═══ Task inputs ═══
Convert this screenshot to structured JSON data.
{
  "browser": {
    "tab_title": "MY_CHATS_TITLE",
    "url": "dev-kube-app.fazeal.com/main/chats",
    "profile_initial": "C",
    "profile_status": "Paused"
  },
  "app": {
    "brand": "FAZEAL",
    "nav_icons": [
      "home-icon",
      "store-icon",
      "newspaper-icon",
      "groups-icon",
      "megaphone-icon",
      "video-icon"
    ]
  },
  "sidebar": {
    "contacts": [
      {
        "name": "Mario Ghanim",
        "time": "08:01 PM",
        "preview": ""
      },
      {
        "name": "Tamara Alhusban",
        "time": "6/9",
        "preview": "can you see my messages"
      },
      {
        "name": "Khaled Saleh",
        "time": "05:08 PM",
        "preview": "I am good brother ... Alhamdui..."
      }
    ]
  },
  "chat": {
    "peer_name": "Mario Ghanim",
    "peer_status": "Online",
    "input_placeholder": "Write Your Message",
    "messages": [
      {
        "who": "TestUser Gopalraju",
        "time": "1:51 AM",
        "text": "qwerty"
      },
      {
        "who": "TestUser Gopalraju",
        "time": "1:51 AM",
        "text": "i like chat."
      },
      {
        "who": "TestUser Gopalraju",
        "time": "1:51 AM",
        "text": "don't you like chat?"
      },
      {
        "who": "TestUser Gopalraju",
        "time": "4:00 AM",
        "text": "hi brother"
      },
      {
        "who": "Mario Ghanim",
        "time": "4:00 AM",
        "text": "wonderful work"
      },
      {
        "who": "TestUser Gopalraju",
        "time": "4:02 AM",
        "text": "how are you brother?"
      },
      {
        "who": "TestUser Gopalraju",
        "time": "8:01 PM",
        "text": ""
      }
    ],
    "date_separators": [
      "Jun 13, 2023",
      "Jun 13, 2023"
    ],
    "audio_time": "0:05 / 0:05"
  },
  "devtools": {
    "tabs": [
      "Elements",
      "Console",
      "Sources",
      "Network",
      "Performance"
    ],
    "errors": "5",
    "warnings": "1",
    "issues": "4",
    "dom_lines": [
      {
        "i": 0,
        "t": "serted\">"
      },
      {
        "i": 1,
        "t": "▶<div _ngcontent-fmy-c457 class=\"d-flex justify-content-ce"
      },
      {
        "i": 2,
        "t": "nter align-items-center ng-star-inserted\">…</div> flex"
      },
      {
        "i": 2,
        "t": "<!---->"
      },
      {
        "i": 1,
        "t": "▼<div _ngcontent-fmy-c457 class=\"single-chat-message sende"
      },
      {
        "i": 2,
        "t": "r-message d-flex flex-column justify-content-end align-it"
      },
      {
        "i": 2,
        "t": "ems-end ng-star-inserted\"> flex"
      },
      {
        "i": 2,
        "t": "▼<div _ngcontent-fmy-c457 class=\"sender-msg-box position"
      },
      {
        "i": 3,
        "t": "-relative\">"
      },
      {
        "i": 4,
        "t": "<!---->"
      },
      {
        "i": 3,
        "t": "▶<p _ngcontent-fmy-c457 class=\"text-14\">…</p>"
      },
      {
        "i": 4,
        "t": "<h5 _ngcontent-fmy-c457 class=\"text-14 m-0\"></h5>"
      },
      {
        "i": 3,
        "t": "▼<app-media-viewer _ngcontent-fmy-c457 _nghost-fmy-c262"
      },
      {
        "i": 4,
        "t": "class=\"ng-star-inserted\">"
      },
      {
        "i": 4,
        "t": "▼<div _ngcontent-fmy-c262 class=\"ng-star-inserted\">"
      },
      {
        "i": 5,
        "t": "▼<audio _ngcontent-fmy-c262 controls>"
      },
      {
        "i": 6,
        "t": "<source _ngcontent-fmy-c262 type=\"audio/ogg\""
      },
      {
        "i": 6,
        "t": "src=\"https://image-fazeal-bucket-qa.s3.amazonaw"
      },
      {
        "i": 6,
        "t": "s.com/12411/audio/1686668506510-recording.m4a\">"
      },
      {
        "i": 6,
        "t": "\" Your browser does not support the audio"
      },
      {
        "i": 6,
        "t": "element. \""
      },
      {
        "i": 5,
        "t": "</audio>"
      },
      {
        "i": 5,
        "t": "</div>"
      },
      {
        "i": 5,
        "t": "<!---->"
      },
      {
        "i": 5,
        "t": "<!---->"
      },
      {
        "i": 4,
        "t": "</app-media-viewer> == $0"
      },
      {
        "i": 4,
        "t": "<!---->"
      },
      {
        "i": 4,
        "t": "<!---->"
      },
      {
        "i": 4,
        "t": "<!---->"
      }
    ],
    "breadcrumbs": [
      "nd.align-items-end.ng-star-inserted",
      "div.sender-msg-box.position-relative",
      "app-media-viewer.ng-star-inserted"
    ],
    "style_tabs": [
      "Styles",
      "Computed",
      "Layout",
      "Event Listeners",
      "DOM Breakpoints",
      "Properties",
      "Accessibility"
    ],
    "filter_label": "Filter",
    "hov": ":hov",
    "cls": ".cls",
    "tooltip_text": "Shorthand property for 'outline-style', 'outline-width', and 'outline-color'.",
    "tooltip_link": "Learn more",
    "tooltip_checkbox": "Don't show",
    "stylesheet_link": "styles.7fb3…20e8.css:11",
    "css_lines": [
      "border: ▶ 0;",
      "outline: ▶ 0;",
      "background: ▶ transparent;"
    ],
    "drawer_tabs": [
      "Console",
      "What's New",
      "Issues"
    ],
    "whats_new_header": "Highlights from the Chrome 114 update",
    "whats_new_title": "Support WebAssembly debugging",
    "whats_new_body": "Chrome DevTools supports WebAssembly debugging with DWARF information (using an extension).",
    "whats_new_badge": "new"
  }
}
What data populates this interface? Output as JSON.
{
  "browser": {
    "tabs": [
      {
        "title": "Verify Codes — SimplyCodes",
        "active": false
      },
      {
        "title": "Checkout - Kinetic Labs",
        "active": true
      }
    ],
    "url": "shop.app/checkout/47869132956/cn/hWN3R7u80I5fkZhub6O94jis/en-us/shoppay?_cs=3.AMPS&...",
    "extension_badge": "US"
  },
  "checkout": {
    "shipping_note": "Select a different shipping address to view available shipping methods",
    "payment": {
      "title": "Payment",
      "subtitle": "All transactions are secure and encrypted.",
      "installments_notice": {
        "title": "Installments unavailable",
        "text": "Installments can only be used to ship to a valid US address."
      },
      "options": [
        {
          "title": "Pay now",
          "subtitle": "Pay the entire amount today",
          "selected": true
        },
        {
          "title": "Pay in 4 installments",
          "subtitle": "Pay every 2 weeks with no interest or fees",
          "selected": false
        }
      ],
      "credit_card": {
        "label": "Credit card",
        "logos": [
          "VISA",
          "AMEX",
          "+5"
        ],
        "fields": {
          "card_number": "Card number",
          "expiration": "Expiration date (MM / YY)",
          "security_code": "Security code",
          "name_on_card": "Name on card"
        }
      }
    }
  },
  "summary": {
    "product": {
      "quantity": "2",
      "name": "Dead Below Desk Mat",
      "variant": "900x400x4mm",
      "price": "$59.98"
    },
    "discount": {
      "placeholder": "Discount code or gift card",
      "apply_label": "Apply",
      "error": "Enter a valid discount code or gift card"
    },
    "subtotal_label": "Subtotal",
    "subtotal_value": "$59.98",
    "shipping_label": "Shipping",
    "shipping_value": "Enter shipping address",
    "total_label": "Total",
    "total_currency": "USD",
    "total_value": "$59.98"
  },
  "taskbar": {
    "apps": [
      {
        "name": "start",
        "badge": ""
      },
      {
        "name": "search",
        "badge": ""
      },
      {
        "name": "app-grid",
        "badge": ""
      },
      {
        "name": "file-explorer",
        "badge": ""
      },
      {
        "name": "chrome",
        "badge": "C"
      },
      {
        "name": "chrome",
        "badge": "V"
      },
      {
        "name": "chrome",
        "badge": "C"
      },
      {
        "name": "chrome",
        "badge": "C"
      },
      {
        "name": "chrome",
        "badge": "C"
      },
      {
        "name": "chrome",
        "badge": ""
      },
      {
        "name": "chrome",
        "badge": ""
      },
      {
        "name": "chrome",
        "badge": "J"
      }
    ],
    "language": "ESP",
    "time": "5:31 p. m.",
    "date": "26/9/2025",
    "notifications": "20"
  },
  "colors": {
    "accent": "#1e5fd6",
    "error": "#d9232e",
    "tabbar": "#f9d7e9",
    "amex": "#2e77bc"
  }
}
═══
• _Task to complete_
Only the number is wanted: count the lines of the records that hold the word "JSON".

• _Finished task_
2